• _Your objective_
Write only the number of lines in the records beneath that hold "JSON".

• _Record excerpts_
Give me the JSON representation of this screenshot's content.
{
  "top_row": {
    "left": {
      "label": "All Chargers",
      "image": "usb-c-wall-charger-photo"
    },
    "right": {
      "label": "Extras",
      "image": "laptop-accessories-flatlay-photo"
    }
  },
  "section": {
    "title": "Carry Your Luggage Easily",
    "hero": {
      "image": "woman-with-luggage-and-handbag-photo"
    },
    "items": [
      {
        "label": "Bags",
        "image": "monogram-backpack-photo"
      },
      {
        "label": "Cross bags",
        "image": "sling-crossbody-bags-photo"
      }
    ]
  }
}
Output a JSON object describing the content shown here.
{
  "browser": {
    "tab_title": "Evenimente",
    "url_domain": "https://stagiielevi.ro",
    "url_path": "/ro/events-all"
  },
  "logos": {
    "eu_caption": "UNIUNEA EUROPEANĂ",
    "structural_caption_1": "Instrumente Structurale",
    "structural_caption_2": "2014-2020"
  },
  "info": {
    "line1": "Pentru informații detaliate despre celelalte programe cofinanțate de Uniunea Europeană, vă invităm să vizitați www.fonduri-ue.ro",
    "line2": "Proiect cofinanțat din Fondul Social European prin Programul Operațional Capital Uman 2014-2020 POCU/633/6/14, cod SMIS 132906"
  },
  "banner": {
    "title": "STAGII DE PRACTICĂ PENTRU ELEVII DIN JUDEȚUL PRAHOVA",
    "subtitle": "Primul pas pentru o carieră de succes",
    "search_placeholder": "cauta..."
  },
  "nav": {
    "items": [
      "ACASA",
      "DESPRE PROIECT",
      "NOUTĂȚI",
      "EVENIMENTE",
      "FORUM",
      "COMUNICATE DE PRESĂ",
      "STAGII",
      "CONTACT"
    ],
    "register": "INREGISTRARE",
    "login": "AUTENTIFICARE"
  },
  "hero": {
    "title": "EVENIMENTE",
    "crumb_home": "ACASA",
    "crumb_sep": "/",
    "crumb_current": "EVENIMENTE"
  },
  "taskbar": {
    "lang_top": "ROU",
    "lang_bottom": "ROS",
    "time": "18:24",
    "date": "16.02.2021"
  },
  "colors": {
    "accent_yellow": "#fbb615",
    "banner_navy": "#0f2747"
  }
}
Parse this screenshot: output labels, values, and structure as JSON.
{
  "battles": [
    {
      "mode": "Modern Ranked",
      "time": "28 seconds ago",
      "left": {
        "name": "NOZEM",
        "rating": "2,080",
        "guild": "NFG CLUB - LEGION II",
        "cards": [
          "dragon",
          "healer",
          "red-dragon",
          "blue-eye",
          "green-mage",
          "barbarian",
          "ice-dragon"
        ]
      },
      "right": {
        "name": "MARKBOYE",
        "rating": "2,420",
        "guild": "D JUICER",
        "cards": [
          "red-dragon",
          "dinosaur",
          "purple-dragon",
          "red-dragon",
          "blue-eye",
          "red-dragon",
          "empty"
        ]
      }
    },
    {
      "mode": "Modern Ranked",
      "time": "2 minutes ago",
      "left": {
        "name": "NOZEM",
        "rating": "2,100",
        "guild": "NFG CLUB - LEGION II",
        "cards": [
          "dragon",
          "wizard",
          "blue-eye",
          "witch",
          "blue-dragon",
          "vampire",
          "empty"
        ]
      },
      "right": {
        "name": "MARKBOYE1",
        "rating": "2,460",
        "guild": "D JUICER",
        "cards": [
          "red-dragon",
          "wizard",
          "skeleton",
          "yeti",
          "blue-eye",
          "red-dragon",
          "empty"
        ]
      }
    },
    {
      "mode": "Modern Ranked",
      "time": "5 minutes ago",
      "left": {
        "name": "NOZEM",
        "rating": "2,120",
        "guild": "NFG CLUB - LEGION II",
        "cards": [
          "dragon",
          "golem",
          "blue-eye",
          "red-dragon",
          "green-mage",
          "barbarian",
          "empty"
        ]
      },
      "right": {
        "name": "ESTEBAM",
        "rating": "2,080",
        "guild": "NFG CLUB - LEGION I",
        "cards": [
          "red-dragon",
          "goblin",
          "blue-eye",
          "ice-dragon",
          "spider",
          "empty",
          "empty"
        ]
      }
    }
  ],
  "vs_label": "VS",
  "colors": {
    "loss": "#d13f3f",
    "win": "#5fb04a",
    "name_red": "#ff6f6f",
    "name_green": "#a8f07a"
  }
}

• _Output_
3